Stored records
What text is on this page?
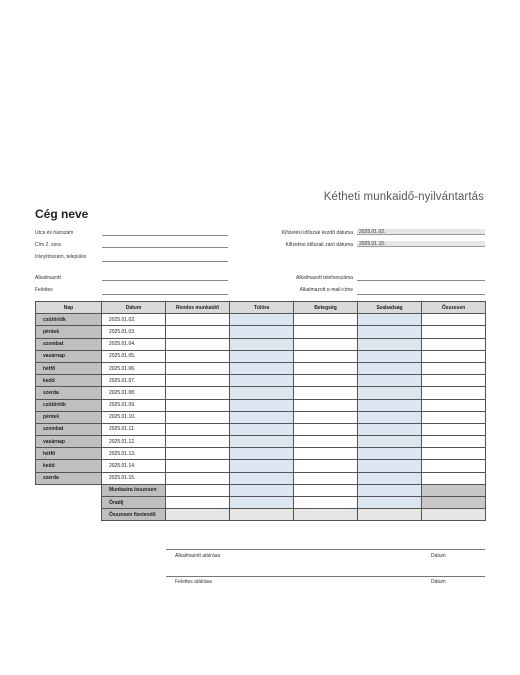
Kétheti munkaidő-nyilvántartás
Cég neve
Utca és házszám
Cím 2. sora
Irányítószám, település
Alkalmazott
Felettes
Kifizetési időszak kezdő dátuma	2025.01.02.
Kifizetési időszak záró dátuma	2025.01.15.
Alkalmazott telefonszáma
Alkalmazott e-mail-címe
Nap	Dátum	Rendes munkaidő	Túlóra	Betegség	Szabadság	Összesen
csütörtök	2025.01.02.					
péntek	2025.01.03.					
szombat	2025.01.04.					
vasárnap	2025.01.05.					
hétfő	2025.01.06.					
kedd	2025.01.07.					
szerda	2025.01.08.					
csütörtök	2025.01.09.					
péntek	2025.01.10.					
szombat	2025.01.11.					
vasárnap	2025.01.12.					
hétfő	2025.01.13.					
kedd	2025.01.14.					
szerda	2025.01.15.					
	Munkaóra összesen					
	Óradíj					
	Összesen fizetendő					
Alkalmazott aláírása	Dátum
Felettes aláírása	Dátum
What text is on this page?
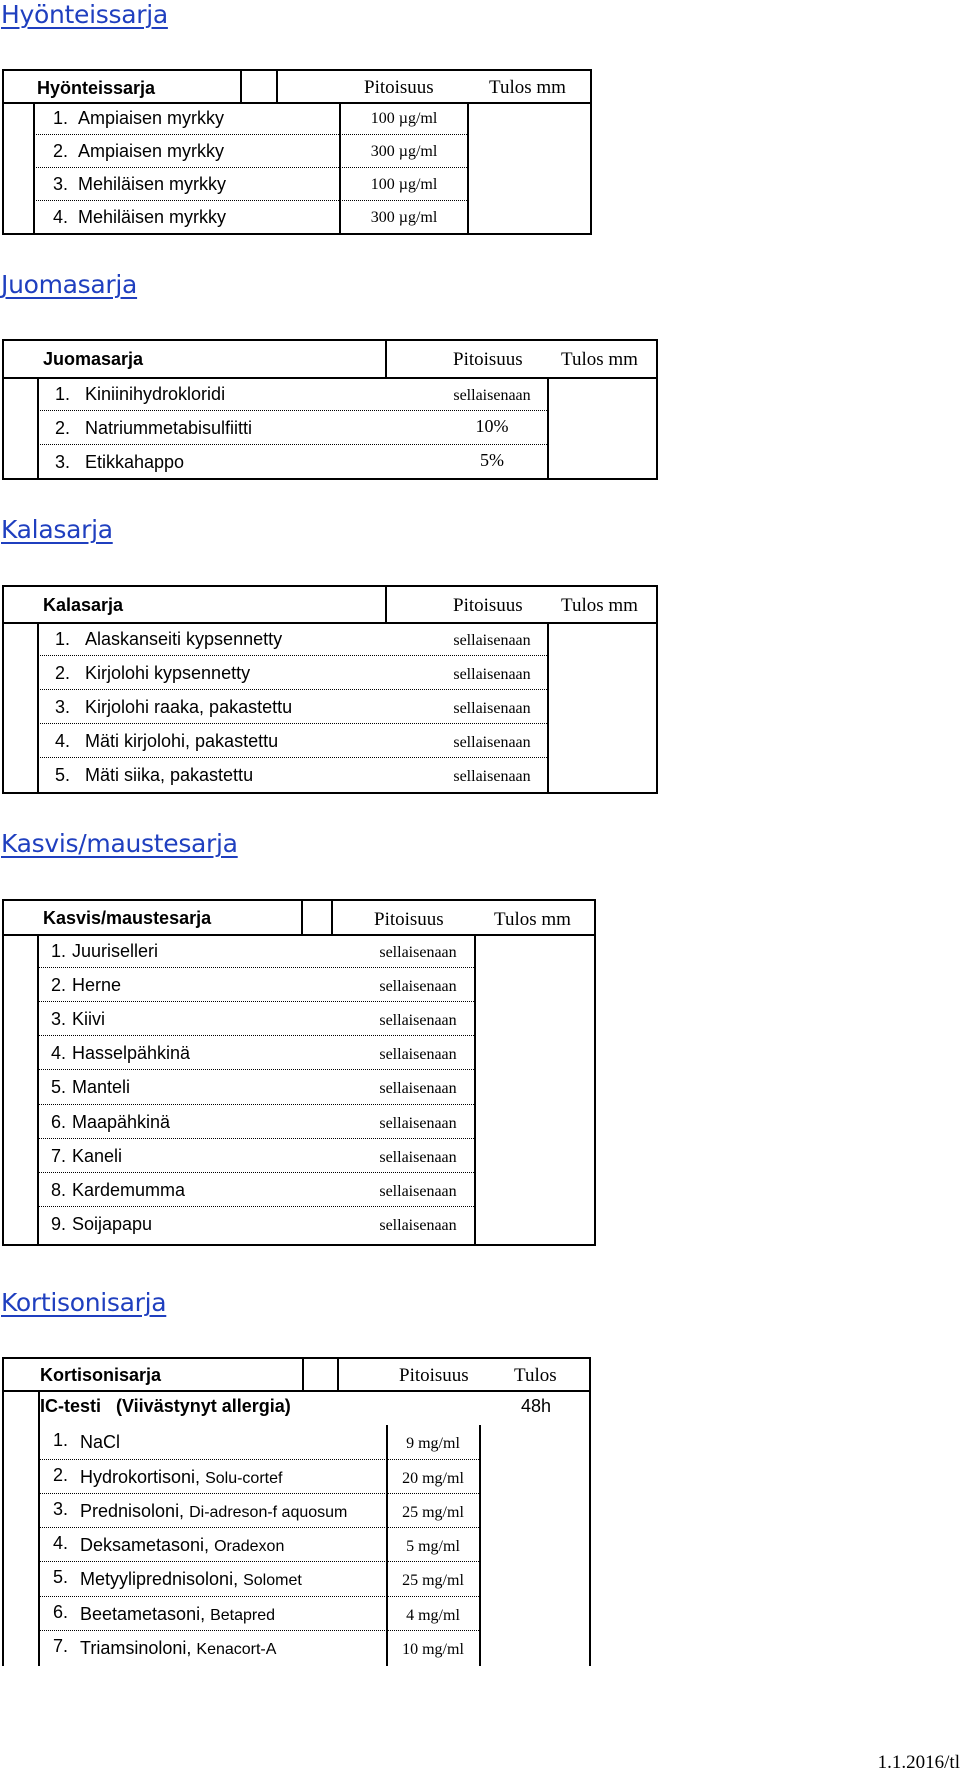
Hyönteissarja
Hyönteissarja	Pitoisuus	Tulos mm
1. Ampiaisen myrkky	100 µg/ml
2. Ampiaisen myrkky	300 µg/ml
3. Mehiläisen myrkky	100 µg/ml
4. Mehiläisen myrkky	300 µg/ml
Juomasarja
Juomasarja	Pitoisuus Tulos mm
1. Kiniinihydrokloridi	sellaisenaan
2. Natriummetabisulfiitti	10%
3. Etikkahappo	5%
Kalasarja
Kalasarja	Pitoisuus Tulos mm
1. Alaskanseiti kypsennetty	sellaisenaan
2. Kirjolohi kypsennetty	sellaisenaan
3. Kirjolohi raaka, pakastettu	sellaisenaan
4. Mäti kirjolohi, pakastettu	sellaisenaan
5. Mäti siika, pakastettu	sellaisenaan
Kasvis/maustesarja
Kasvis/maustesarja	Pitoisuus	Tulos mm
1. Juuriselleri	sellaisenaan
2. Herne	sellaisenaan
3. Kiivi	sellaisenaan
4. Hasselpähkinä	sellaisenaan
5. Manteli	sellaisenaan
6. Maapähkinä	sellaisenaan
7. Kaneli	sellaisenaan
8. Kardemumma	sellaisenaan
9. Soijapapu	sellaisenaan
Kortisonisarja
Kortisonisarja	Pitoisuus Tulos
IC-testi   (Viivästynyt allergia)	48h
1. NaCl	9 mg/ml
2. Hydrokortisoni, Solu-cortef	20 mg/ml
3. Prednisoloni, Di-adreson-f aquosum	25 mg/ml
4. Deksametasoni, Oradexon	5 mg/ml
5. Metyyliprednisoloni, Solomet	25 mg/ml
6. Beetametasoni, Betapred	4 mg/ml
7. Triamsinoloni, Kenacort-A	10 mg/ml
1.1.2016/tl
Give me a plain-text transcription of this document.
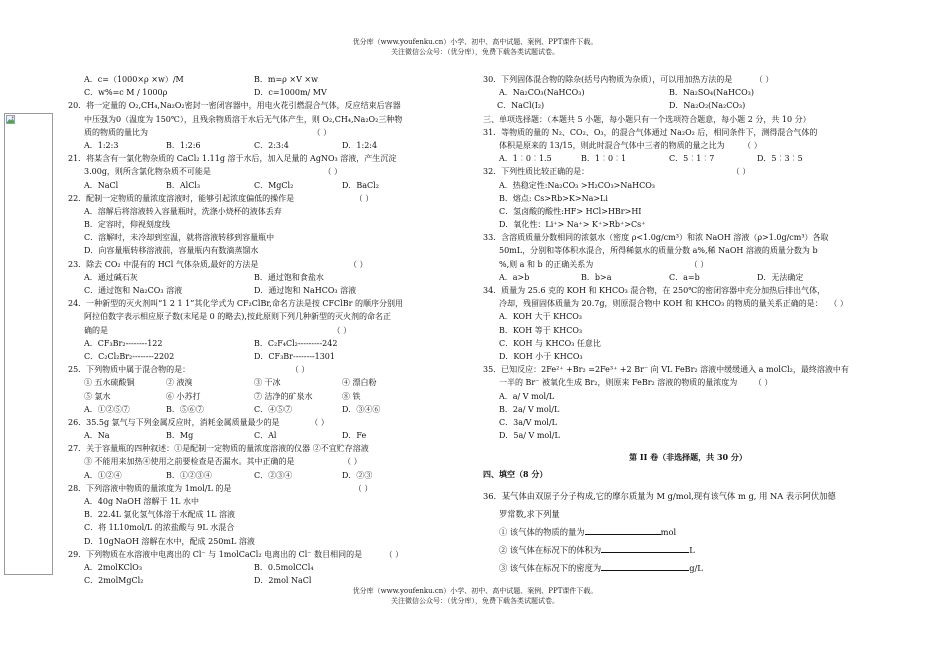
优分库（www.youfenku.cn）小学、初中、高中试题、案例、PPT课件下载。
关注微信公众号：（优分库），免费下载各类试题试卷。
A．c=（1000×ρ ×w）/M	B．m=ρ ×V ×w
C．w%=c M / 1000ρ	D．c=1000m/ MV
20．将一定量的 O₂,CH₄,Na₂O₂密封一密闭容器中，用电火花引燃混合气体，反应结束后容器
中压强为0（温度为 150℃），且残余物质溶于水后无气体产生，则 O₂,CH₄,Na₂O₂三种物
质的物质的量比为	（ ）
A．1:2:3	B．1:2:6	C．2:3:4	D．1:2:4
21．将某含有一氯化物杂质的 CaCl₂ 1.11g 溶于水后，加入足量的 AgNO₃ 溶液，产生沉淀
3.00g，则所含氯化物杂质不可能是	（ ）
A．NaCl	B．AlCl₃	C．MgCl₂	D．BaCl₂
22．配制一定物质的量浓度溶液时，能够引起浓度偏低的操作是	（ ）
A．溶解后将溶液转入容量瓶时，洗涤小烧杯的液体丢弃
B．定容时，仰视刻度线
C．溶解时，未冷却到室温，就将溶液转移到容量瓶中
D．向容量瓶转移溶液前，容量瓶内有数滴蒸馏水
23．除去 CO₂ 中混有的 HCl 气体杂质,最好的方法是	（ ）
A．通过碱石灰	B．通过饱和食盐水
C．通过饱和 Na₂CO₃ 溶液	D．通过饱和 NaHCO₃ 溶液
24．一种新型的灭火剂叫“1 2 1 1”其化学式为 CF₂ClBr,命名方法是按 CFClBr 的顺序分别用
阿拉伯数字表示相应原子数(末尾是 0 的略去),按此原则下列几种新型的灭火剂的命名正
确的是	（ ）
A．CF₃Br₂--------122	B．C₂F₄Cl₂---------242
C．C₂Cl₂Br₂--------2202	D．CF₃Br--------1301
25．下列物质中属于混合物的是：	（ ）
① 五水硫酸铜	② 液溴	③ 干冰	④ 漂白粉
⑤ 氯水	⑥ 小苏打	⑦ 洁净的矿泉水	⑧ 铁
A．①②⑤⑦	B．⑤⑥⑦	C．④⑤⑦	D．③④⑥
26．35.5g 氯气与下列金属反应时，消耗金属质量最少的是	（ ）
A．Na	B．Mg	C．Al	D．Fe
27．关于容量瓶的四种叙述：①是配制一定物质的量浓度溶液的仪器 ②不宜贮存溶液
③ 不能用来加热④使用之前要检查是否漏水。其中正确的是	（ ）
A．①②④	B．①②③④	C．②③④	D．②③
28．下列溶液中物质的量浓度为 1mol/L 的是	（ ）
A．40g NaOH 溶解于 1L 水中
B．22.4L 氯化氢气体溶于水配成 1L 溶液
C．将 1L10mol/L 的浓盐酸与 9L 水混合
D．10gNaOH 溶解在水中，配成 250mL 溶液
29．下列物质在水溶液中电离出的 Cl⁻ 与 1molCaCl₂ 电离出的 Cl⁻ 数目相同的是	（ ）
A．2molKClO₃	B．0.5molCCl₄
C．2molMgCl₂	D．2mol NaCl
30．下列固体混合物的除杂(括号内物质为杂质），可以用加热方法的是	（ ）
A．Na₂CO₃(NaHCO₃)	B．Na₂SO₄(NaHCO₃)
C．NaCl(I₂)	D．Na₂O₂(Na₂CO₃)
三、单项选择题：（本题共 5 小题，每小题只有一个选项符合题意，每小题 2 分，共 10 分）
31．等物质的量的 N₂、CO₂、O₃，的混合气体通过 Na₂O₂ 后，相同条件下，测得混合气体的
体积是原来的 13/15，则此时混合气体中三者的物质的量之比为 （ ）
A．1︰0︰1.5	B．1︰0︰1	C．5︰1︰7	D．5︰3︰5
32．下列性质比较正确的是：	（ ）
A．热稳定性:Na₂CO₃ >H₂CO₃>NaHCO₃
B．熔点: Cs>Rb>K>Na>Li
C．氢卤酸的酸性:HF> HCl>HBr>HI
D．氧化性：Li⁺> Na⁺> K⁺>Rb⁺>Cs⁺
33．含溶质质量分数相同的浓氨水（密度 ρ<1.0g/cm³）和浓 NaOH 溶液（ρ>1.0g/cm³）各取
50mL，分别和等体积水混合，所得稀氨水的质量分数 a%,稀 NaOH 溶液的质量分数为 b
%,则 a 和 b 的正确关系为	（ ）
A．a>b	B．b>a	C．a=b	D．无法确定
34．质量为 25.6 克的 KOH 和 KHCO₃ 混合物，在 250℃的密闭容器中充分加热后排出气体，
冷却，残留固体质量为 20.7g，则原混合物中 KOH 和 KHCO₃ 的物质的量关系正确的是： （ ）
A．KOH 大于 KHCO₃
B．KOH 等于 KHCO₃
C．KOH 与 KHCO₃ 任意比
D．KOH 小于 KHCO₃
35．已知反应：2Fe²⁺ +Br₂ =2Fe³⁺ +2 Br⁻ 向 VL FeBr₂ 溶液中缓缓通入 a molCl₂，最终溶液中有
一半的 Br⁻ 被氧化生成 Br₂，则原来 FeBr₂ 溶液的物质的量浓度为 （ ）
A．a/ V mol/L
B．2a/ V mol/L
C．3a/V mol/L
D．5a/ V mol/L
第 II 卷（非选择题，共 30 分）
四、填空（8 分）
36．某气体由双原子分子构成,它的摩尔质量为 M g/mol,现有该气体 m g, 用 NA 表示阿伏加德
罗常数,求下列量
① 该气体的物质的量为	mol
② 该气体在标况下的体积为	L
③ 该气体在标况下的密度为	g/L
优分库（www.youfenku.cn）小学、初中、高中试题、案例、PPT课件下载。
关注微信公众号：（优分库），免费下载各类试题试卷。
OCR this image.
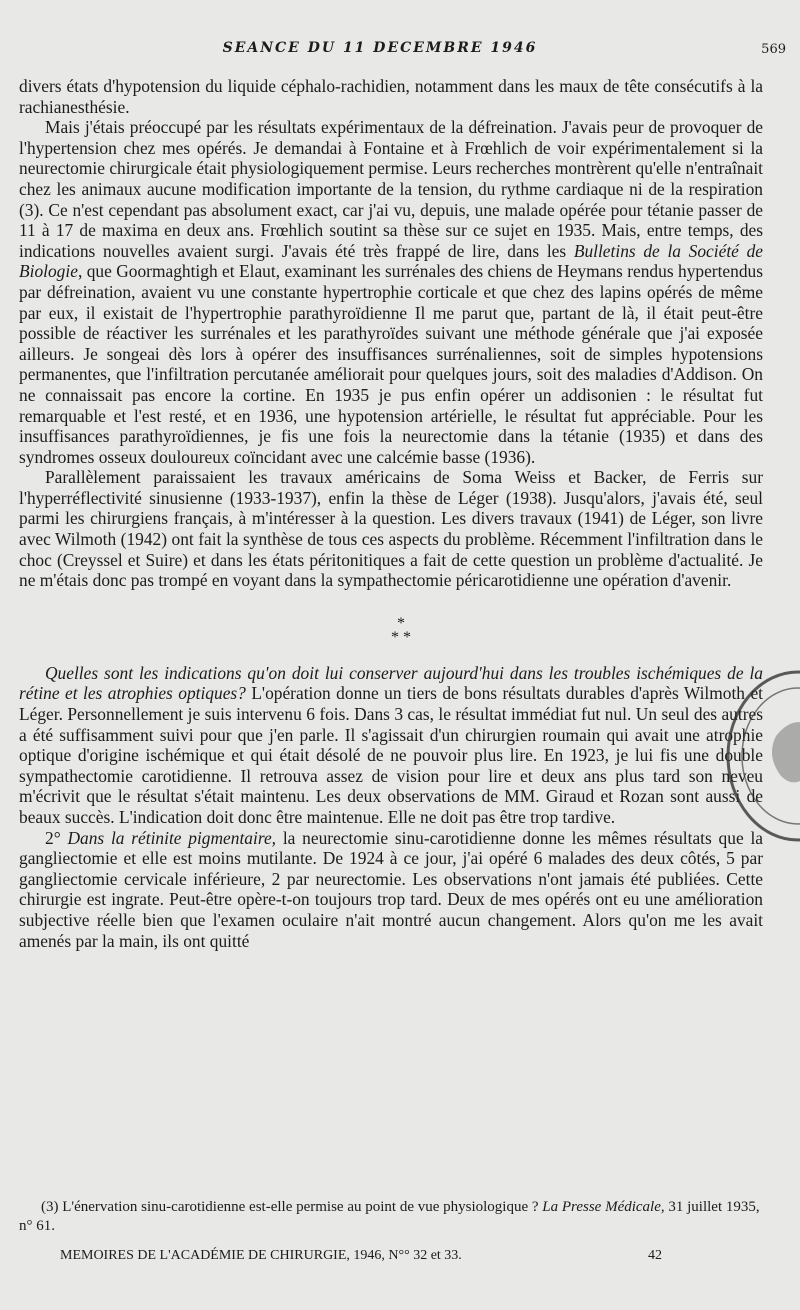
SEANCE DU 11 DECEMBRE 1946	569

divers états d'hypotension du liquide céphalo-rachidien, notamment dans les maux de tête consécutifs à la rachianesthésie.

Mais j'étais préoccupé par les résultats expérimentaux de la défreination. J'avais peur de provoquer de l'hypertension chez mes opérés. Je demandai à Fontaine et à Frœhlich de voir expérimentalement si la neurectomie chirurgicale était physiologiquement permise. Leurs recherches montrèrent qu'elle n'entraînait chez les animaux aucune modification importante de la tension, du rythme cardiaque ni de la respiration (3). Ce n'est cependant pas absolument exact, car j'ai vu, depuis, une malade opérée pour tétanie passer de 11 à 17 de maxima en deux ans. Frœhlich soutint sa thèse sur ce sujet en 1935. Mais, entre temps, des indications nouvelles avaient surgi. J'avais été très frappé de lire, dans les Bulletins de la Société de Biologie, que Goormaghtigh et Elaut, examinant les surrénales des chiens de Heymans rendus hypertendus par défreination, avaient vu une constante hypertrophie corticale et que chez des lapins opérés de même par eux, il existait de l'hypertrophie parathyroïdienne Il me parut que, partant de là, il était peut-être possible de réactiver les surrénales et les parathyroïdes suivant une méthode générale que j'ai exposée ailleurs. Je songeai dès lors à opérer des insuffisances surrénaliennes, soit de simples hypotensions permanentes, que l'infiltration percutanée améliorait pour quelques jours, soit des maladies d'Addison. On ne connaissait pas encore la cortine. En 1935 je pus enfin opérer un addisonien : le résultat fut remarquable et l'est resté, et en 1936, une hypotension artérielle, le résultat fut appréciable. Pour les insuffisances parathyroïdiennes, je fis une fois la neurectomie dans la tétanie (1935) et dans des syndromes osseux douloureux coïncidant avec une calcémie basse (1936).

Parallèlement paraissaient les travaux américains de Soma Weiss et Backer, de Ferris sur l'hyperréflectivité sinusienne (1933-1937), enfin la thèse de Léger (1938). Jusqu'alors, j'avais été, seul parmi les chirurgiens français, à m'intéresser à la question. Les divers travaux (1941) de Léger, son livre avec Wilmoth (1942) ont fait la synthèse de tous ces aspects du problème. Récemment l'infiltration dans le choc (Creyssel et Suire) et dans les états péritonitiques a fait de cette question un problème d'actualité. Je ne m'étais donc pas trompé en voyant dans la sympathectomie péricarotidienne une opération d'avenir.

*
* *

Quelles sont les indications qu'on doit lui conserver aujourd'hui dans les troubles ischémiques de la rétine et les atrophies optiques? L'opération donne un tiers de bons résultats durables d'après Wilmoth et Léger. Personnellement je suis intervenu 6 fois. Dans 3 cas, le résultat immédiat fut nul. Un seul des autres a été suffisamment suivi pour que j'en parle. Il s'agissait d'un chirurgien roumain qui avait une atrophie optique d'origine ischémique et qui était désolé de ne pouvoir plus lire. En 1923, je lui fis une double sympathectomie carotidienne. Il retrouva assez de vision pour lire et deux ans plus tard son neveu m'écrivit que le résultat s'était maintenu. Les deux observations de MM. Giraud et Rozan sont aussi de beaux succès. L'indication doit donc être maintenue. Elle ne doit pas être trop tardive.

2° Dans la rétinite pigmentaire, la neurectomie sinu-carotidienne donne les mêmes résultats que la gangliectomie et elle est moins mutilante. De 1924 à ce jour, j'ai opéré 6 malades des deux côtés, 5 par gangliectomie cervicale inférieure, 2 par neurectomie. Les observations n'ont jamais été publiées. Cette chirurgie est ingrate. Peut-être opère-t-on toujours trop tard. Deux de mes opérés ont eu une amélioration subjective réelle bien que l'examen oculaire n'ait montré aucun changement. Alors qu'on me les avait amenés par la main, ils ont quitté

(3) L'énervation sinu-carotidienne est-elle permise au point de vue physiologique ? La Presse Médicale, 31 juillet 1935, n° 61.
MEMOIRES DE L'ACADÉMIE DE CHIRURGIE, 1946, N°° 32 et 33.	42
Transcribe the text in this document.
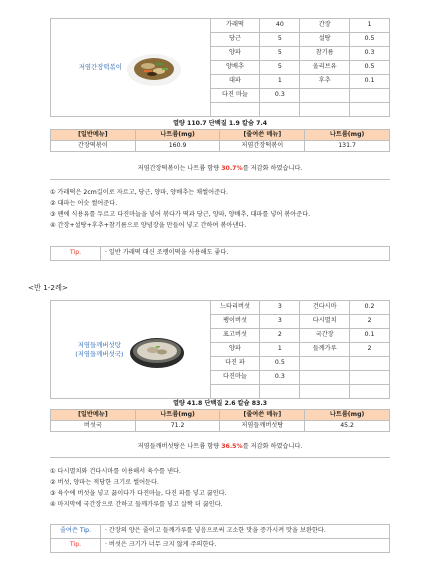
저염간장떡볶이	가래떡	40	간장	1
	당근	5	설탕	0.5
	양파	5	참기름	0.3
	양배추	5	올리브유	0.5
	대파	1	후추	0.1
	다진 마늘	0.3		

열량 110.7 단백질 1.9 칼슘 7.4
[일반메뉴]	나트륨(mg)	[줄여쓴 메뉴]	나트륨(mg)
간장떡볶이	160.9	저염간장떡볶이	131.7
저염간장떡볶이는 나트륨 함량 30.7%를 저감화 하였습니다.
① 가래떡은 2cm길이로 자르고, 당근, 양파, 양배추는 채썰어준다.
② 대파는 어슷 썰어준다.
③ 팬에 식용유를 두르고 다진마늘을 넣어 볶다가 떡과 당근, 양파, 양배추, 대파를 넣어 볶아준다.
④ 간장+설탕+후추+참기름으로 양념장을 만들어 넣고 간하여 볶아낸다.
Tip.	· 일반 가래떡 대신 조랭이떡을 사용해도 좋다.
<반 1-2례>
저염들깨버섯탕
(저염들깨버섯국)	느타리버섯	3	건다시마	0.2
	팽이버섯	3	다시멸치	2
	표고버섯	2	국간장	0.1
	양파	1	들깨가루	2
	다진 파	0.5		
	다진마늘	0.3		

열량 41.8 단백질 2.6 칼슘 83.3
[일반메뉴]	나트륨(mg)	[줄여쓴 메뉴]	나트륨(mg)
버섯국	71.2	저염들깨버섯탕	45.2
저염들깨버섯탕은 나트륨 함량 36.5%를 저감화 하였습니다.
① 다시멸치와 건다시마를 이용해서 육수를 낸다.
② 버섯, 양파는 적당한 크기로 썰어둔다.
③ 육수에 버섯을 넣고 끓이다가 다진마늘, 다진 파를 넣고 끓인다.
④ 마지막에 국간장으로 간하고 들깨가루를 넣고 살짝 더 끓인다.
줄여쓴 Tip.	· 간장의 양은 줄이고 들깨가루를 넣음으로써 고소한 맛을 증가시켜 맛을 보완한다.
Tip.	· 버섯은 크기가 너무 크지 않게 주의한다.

Directions for this task: Could you repeat, exactly and with nothing else, the lines from the one containing "Transcribe the text in this document." through the last line of the records above, leaving out the pictures?

Written response:
Transcribe the text in this document.
저염간장떡볶이	가래떡	40	간장	1
	당근	5	설탕	0.5
	양파	5	참기름	0.3
	양배추	5	올리브유	0.5
	대파	1	후추	0.1
	다진 마늘	0.3		

열량 110.7 단백질 1.9 칼슘 7.4
[일반메뉴]	나트륨(mg)	[줄여쓴 메뉴]	나트륨(mg)
간장떡볶이	160.9	저염간장떡볶이	131.7
저염간장떡볶이는 나트륨 함량 30.7%를 저감화 하였습니다.
① 가래떡은 2cm길이로 자르고, 당근, 양파, 양배추는 채썰어준다.
② 대파는 어슷 썰어준다.
③ 팬에 식용유를 두르고 다진마늘을 넣어 볶다가 떡과 당근, 양파, 양배추, 대파를 넣어 볶아준다.
④ 간장+설탕+후추+참기름으로 양념장을 만들어 넣고 간하여 볶아낸다.
Tip.	· 일반 가래떡 대신 조랭이떡을 사용해도 좋다.
<반 1-2례>
저염들깨버섯탕
(저염들깨버섯국)	느타리버섯	3	건다시마	0.2
	팽이버섯	3	다시멸치	2
	표고버섯	2	국간장	0.1
	양파	1	들깨가루	2
	다진 파	0.5		
	다진마늘	0.3		

열량 41.8 단백질 2.6 칼슘 83.3
[일반메뉴]	나트륨(mg)	[줄여쓴 메뉴]	나트륨(mg)
버섯국	71.2	저염들깨버섯탕	45.2
저염들깨버섯탕은 나트륨 함량 36.5%를 저감화 하였습니다.
① 다시멸치와 건다시마를 이용해서 육수를 낸다.
② 버섯, 양파는 적당한 크기로 썰어둔다.
③ 육수에 버섯을 넣고 끓이다가 다진마늘, 다진 파를 넣고 끓인다.
④ 마지막에 국간장으로 간하고 들깨가루를 넣고 살짝 더 끓인다.
줄여쓴 Tip.	· 간장의 양은 줄이고 들깨가루를 넣음으로써 고소한 맛을 증가시켜 맛을 보완한다.
Tip.	· 버섯은 크기가 너무 크지 않게 주의한다.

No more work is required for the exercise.